Required work ::
1. According to the Vincent Placcius text, what post did Placcius hold in Hamburg until his death?
2. List every geographic place named in the Vincent Placcius text.
3. Continue the Vincent Placcius text from the point where it stops.

He is chiefly remembered for his work De arte excerpendi (The Art of Excerpting) which modern day commentators have suggested that it was a precursor to the computer hard disk.

Several of his works have been auctioned for large sums by Christie's.

==Excerpts==
John Gorton's General Biographical Dictionary provides the following information about Vincent Placcius:

Vincent Placcius, a learned jurist, was born at Hamburg in 1642. He studied at Helmstadt, and after travelling in France and Italy, he returned to his native city, where he practiced at the bar, and was appointed professor of morals and eloquence, which post he held until his death in 1699. His principal work is a curious bibliographical piece respecting anonymous and pseudonymous writers, entitled "De Scriptis et Scriptoribus anonymis atque pseudonymis Syntagma".

Records supplied ::
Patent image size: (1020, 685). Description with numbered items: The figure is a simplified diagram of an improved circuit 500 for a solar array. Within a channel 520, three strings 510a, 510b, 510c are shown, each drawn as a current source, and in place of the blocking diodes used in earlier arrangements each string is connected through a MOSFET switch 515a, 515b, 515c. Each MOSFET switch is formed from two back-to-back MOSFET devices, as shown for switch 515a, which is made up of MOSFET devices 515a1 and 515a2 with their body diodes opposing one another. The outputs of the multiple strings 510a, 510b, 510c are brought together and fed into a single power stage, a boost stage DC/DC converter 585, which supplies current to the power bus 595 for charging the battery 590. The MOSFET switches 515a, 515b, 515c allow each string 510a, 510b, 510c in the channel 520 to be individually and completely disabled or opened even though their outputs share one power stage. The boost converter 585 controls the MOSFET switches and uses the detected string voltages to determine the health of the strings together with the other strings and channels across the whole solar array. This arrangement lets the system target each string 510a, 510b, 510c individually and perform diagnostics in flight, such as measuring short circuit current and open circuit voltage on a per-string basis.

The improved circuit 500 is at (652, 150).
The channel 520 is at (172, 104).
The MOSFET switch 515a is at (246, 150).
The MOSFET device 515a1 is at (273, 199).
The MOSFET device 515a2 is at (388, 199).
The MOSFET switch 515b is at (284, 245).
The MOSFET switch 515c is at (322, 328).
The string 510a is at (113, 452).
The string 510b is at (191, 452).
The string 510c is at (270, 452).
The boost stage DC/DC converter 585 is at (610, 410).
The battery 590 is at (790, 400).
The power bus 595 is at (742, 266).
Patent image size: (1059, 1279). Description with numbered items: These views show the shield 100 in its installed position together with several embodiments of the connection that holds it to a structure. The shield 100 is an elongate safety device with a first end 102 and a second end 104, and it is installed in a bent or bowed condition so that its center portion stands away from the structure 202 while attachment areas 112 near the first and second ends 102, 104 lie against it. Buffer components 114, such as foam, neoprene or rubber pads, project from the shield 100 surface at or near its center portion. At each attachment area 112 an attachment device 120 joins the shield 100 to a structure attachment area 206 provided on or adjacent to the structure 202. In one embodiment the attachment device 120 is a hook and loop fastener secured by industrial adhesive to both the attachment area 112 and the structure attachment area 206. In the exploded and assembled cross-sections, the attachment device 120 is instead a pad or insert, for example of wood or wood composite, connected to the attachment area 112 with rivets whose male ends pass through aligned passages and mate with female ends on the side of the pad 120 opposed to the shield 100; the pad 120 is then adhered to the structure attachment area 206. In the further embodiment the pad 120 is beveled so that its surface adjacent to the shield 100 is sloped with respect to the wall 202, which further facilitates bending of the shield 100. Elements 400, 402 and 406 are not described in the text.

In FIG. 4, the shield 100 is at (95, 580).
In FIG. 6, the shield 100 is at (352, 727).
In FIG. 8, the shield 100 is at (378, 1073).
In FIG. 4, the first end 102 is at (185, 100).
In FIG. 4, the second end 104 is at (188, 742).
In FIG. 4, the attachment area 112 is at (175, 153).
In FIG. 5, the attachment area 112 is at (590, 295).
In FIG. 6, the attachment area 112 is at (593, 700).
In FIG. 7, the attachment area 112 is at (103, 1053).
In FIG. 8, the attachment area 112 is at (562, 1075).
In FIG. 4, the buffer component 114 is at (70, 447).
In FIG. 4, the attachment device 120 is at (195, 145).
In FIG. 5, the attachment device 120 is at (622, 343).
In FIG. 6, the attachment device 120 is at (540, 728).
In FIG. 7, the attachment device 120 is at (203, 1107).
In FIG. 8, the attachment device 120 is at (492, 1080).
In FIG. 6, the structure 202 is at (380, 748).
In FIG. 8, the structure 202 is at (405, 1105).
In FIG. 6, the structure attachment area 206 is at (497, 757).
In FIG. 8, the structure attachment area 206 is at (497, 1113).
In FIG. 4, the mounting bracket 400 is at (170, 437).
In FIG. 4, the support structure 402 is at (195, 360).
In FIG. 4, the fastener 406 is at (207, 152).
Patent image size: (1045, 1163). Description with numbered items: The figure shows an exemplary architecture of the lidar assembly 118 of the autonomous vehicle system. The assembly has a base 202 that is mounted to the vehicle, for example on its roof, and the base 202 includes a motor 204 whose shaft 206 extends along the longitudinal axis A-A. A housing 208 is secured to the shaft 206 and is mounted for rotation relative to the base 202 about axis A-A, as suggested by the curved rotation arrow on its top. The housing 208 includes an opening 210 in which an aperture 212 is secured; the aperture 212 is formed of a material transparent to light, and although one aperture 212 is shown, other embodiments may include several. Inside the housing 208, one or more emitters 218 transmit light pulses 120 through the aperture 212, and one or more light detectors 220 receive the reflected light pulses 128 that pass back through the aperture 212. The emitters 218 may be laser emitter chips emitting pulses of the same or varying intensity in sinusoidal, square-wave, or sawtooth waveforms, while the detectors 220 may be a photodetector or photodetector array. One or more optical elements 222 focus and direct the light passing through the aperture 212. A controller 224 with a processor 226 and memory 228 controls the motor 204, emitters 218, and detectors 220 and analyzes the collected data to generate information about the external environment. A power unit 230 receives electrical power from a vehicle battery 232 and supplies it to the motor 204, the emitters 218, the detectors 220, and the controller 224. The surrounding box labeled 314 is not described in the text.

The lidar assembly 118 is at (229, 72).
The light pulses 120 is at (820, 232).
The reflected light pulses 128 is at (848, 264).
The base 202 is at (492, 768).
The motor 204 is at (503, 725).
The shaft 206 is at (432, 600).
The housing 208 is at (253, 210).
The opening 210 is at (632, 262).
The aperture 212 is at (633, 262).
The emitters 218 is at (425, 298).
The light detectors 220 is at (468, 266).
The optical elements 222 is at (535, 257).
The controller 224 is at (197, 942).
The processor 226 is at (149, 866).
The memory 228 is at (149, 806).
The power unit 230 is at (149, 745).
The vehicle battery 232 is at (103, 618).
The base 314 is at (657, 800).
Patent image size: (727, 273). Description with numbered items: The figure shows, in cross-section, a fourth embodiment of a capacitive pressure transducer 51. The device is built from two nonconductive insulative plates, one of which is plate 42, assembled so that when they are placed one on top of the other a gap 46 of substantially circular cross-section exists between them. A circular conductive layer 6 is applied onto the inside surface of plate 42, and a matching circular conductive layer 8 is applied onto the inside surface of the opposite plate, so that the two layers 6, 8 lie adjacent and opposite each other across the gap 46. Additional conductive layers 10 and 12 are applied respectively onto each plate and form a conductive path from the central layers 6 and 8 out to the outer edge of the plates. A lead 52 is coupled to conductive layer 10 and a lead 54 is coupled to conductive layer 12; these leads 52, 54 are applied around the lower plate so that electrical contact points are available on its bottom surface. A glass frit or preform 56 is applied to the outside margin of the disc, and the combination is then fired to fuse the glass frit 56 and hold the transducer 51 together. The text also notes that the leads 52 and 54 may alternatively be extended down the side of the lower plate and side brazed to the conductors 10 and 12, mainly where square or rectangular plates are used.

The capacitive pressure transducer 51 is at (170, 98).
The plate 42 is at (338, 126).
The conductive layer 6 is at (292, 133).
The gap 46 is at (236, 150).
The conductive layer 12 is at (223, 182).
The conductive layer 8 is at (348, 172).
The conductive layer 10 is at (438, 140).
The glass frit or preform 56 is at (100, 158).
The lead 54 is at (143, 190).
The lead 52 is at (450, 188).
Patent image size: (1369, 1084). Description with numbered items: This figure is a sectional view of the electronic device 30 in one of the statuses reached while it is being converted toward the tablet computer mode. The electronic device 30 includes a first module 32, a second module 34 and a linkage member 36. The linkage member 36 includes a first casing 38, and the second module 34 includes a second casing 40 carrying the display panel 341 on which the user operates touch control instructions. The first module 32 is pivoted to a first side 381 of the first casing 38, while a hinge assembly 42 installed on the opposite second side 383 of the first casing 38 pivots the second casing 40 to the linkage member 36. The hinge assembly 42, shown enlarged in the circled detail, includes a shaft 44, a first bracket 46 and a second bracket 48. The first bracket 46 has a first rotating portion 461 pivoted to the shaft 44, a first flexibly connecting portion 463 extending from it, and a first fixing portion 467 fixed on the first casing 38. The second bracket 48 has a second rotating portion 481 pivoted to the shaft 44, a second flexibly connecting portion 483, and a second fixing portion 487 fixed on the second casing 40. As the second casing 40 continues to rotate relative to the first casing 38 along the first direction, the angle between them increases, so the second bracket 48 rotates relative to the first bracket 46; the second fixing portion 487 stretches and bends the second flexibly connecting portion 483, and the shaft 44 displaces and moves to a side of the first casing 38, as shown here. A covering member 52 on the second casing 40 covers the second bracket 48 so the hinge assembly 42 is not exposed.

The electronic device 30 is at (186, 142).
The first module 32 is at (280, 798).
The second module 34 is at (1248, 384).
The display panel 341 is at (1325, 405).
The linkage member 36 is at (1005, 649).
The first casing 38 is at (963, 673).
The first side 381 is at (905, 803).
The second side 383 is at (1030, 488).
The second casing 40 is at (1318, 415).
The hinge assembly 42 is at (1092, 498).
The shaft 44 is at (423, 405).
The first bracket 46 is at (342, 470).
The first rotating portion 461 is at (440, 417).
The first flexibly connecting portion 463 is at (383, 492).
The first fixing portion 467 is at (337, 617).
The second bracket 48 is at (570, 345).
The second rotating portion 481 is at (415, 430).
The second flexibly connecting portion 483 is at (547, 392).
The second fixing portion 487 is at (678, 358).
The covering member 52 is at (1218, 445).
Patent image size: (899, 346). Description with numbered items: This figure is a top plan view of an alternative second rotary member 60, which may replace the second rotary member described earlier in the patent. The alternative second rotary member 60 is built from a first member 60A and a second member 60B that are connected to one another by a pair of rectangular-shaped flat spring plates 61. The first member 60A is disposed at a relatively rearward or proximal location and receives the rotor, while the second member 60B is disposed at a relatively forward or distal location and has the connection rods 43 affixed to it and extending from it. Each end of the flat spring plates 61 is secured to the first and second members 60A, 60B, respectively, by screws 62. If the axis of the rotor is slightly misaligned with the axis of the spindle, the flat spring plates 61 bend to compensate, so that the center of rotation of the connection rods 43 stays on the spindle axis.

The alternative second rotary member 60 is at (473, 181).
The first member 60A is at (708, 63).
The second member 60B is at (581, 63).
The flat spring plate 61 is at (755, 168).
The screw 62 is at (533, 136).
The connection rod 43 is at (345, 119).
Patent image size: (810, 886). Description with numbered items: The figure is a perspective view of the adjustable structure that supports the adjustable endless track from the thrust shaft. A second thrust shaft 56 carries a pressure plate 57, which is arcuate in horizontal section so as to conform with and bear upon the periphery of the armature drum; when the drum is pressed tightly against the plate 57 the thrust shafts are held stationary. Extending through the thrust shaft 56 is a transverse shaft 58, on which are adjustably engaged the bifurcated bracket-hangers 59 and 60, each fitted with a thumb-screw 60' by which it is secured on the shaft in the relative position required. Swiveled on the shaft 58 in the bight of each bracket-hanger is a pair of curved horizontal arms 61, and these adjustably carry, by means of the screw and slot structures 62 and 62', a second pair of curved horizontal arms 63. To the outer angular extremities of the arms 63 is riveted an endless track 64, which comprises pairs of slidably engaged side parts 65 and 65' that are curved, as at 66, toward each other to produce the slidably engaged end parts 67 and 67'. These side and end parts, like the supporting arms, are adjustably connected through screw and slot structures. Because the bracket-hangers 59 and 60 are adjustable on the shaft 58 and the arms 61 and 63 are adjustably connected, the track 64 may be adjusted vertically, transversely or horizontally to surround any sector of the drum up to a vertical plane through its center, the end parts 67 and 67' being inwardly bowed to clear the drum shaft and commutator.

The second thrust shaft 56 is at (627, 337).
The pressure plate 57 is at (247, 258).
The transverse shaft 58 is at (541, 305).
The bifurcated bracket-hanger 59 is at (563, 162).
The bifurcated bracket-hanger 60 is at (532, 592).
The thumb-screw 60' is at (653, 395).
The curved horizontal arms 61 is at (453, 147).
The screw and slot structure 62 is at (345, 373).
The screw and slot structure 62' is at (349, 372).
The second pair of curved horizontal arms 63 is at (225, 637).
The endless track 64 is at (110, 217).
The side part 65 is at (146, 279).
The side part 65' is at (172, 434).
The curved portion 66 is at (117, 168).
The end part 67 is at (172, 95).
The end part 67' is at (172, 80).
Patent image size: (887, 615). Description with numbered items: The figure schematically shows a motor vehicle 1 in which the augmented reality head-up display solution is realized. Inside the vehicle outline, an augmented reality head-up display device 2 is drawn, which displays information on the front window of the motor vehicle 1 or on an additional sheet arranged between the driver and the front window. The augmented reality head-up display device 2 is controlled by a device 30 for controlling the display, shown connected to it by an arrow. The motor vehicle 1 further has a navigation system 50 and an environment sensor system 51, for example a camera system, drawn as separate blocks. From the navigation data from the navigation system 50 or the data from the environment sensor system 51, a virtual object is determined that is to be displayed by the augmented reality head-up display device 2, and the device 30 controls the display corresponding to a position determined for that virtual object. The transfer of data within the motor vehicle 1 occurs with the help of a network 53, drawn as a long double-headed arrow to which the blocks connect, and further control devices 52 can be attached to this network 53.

Task answers ::
1. He was professor of morals and eloquence.

2. Hamburg, Helmstadt, France, Italy

3.
Alexander Chalmers' General Biographical Dictionary provides the following information about Vincent Placcius:

Vincent Placcius was an eminent philologer of Hamburgh, where he was born in 1642, completed his studies at Helmstadt and Leipzig, and improved his talents by travelling in France and Italy. When he returned, he applied himself to the bar, and afterwards became professor of morals and eloquence, in which situation he continued twenty-four years. He was beloved by his pupils, and when he died, April 6, 1699, regretted by his countrymen in general, who had considered him as an oracle. His works are, 1. “A Dictionary of anonymous and pseudonymous Authors,” published in 1708, in 2 vols. folio, by the care of Fabricius a curious work, but abounding with faults, 2. “De jurisconsulto perito Liber,” 1693, 8vo. 3. “Carmina juvenilia,” Amst. 1667, 12mo. 4. “De arte excerpendi,” Hamburgh, 1689, 8vo, with several others, all testifying, and abundantly proving, his talents and erudition.